Stated problem:
Output an exact reproduction of the data.

Data to process:

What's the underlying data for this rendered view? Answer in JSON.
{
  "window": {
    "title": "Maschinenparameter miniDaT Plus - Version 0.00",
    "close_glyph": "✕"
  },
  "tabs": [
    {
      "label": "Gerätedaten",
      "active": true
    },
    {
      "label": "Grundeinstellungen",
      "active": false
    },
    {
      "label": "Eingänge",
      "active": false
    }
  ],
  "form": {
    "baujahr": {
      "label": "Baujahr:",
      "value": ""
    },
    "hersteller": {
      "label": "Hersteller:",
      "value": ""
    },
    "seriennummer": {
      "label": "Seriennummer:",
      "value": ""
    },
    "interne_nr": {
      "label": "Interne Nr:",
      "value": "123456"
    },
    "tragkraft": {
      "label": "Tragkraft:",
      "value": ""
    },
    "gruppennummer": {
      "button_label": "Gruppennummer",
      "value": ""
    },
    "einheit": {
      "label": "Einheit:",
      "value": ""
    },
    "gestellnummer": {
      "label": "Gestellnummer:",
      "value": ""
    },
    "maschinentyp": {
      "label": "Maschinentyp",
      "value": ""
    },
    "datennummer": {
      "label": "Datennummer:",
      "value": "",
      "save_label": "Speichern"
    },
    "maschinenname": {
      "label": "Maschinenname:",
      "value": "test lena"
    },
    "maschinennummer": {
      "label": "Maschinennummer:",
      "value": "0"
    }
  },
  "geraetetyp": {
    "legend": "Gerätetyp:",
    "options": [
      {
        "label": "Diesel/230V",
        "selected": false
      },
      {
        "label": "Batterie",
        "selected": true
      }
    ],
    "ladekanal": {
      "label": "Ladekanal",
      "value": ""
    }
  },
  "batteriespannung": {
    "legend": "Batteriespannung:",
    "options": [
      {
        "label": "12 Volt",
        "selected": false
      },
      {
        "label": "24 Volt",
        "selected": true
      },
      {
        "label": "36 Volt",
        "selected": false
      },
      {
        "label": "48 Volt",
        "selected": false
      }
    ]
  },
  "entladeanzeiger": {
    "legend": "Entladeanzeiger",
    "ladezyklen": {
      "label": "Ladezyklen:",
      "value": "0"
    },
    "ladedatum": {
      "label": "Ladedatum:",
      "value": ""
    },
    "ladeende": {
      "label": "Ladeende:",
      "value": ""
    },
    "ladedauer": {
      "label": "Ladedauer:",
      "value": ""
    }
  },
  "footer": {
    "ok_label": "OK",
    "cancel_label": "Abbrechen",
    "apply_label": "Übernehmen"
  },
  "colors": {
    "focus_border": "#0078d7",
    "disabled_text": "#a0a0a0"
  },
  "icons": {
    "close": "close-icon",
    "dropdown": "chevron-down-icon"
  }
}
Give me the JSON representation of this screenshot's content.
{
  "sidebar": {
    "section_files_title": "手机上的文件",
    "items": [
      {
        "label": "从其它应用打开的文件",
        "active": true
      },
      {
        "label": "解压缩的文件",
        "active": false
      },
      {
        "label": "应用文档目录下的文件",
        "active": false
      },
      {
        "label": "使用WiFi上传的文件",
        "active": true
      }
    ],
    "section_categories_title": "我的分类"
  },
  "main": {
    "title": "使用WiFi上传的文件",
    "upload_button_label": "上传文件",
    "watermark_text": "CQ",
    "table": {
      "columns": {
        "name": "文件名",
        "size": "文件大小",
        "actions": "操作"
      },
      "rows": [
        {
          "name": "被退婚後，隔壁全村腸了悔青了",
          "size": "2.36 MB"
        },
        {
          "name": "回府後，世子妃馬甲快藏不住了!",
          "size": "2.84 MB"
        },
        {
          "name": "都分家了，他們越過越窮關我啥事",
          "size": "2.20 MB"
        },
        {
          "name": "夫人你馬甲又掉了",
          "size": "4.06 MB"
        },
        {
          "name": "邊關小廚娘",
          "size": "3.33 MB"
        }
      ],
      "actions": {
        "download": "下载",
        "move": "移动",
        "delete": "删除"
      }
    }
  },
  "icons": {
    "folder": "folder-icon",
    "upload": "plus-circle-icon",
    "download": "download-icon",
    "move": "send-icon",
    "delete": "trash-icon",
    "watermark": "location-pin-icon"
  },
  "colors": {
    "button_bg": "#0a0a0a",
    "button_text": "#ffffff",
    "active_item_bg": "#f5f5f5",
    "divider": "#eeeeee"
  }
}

Task solution:
What's the underlying data for this rendered view? Answer in JSON.
{
  "window": {
    "title": "Maschinenparameter miniDaT Plus - Version 0.00",
    "close_glyph": "✕"
  },
  "tabs": [
    {
      "label": "Gerätedaten",
      "active": true
    },
    {
      "label": "Grundeinstellungen",
      "active": false
    },
    {
      "label": "Eingänge",
      "active": false
    }
  ],
  "form": {
    "baujahr": {
      "label": "Baujahr:",
      "value": ""
    },
    "hersteller": {
      "label": "Hersteller:",
      "value": ""
    },
    "seriennummer": {
      "label": "Seriennummer:",
      "value": ""
    },
    "interne_nr": {
      "label": "Interne Nr:",
      "value": "123456"
    },
    "tragkraft": {
      "label": "Tragkraft:",
      "value": ""
    },
    "gruppennummer": {
      "button_label": "Gruppennummer",
      "value": ""
    },
    "einheit": {
      "label": "Einheit:",
      "value": ""
    },
    "gestellnummer": {
      "label": "Gestellnummer:",
      "value": ""
    },
    "maschinentyp": {
      "label": "Maschinentyp",
      "value": ""
    },
    "datennummer": {
      "label": "Datennummer:",
      "value": "",
      "save_label": "Speichern"
    },
    "maschinenname": {
      "label": "Maschinenname:",
      "value": "test lena"
    },
    "maschinennummer": {
      "label": "Maschinennummer:",
      "value": "0"
    }
  },
  "geraetetyp": {
    "legend": "Gerätetyp:",
    "options": [
      {
        "label": "Diesel/230V",
        "selected": false
      },
      {
        "label": "Batterie",
        "selected": true
      }
    ],
    "ladekanal": {
      "label": "Ladekanal",
      "value": ""
    }
  },
  "batteriespannung": {
    "legend": "Batteriespannung:",
    "options": [
      {
        "label": "12 Volt",
        "selected": false
      },
      {
        "label": "24 Volt",
        "selected": true
      },
      {
        "label": "36 Volt",
        "selected": false
      },
      {
        "label": "48 Volt",
        "selected": false
      }
    ]
  },
  "entladeanzeiger": {
    "legend": "Entladeanzeiger",
    "ladezyklen": {
      "label": "Ladezyklen:",
      "value": "0"
    },
    "ladedatum": {
      "label": "Ladedatum:",
      "value": ""
    },
    "ladeende": {
      "label": "Ladeende:",
      "value": ""
    },
    "ladedauer": {
      "label": "Ladedauer:",
      "value": ""
    }
  },
  "footer": {
    "ok_label": "OK",
    "cancel_label": "Abbrechen",
    "apply_label": "Übernehmen"
  },
  "colors": {
    "focus_border": "#0078d7",
    "disabled_text": "#a0a0a0"
  },
  "icons": {
    "close": "close-icon",
    "dropdown": "chevron-down-icon"
  }
}
Give me the JSON representation of this screenshot's content.
{
  "sidebar": {
    "section_files_title": "手机上的文件",
    "items": [
      {
        "label": "从其它应用打开的文件",
        "active": true
      },
      {
        "label": "解压缩的文件",
        "active": false
      },
      {
        "label": "应用文档目录下的文件",
        "active": false
      },
      {
        "label": "使用WiFi上传的文件",
        "active": true
      }
    ],
    "section_categories_title": "我的分类"
  },
  "main": {
    "title": "使用WiFi上传的文件",
    "upload_button_label": "上传文件",
    "watermark_text": "CQ",
    "table": {
      "columns": {
        "name": "文件名",
        "size": "文件大小",
        "actions": "操作"
      },
      "rows": [
        {
          "name": "被退婚後，隔壁全村腸了悔青了",
          "size": "2.36 MB"
        },
        {
          "name": "回府後，世子妃馬甲快藏不住了!",
          "size": "2.84 MB"
        },
        {
          "name": "都分家了，他們越過越窮關我啥事",
          "size": "2.20 MB"
        },
        {
          "name": "夫人你馬甲又掉了",
          "size": "4.06 MB"
        },
        {
          "name": "邊關小廚娘",
          "size": "3.33 MB"
        }
      ],
      "actions": {
        "download": "下载",
        "move": "移动",
        "delete": "删除"
      }
    }
  },
  "icons": {
    "folder": "folder-icon",
    "upload": "plus-circle-icon",
    "download": "download-icon",
    "move": "send-icon",
    "delete": "trash-icon",
    "watermark": "location-pin-icon"
  },
  "colors": {
    "button_bg": "#0a0a0a",
    "button_text": "#ffffff",
    "active_item_bg": "#f5f5f5",
    "divider": "#eeeeee"
  }
}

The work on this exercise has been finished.